SELECTED EXCERPT:
════════════════════

Staying cost-effective under increased load

Michał Cukierman

by Michał Cukierman
9 min read

Problems with scaling AEM Problems with scaling AEM

Imagine a factory that suddenly receives a large, unexpected order. It might struggle to meet this sudden demand due to its unprepared production line. Traditional Digital Experience Platforms (DXPs) face a similar issue when they encounter a rapid increase in data traffic.

Their stiff and unchanging architecture lacks the flexibility and ability to grow that's needed to handle such situations. For a website, handling high demand is a crucial moment that requires constant readiness. It’s a marketers nightmare to have your months-long Black Friday campaign preparation end in a site crash. 

Modern platforms should always be prepared to handle an increased load and must do so cost-effectively. However, the application's ability to grow within a single-unit architecture is usually limited by the hardware and infrastructure restrictions of the system.

════════════════════

WHAT TO WORK ON:
1. Answer these questions from the article on scaling under increased load:
(a) In the factory comparison, why might the factory struggle with a sudden large order?
(b) Which marketing campaign does the article say could end in a site crash?
(c) What usually limits an application's ability to grow within a single-unit architecture?
2. Resume the article on scaling under increased load, starting right after its final sentence.
The data that follows has no connection to the article on scaling under increased load.

════════════════════

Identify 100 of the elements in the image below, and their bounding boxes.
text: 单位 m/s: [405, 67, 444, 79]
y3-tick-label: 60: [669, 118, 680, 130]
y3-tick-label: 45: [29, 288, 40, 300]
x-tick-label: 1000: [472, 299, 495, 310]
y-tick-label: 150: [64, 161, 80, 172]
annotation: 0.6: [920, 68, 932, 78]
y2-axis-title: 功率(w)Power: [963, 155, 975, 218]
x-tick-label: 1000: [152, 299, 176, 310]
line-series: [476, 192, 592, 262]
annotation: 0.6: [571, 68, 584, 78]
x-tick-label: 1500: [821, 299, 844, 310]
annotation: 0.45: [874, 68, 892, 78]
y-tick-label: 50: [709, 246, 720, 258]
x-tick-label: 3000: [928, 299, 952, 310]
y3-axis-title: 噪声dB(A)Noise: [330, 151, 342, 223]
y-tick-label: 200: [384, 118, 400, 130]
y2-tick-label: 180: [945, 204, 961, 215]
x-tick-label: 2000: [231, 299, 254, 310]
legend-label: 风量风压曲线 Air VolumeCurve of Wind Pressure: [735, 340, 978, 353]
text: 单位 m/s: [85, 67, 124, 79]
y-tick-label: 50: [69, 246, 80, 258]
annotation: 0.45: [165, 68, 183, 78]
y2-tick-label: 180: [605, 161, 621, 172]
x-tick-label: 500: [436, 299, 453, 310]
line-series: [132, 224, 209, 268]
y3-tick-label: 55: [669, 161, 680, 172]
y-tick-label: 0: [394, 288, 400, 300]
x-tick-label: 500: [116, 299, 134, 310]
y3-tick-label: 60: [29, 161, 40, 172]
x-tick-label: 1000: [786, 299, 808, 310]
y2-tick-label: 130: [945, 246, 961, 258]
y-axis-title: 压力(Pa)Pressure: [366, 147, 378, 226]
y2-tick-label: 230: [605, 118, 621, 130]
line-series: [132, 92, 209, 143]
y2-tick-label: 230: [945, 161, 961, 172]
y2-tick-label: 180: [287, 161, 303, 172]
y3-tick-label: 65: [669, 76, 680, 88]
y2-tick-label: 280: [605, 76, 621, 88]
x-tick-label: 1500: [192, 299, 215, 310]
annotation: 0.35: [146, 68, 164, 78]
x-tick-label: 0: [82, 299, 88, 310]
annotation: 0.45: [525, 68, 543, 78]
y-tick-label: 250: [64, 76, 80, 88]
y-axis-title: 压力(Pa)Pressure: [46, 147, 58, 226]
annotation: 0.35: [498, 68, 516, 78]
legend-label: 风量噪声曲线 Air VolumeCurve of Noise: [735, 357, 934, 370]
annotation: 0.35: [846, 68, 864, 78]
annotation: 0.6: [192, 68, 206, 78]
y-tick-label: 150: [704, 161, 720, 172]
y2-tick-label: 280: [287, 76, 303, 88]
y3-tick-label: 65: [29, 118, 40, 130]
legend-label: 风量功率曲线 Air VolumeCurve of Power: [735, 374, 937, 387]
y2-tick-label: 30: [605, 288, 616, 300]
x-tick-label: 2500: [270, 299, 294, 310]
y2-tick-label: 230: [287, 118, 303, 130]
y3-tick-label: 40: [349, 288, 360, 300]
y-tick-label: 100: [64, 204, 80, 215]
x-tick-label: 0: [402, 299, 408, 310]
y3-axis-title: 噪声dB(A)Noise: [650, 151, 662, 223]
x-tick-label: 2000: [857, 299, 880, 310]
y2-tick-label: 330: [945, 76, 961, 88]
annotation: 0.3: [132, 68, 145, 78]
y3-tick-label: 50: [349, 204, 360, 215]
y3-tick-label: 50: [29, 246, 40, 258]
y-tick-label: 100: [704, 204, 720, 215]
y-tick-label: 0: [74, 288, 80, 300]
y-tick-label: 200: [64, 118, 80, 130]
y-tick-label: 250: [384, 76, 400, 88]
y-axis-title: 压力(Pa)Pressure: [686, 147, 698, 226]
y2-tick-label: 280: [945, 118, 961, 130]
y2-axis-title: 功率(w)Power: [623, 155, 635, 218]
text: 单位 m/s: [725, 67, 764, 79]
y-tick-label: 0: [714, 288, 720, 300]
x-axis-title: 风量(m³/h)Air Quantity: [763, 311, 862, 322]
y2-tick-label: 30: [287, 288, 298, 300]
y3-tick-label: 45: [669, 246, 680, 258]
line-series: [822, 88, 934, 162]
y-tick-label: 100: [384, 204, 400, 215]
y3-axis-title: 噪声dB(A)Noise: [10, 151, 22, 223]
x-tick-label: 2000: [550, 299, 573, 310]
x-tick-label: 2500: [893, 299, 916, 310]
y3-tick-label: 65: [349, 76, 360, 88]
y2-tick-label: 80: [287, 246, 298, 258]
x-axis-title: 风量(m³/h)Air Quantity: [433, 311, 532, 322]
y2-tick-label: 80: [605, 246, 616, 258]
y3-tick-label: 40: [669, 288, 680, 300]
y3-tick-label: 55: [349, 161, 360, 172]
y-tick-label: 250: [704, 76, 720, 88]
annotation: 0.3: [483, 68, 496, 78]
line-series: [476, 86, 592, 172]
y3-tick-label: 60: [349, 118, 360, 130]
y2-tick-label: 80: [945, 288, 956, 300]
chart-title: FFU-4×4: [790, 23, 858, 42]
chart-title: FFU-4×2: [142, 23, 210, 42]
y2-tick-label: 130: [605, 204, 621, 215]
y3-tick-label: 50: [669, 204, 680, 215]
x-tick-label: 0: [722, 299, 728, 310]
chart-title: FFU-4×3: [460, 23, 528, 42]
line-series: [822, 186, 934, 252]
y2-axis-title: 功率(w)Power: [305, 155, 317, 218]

════════════════════

RESULTS OF THE EXERCISE:
1.
(a) Its production line is unprepared.
(b) A months-long Black Friday campaign.
(c) The hardware and infrastructure restrictions of the system.

2.
Traditional DXPs have tried to overcome this problem by creating distributed systems from single-unit applications and complex data replication mechanisms. While this solution was advanced when it was created, it now struggles to keep up with newer technologies like rapid cloud adoption, serverless computing, application containerization, and microservice architectures

Understanding scalability

To better understand the DXP scalability issues, we first need to define what scalability is. There are two main ways that we can increase the size of applications:

  1. Vertical scaling: when we add more resources to a single machine to handle more load.

  2. Horizontal scaling: when we add more machines to a system to share the extra load among them.

infographic showing horizontal and vertical scaling

Figure 1: Horizontal and vertical scaling

In practice, vertical scaling is like moving to a more powerful machine, or adding resources if you are using a virtual system. This is easy to do.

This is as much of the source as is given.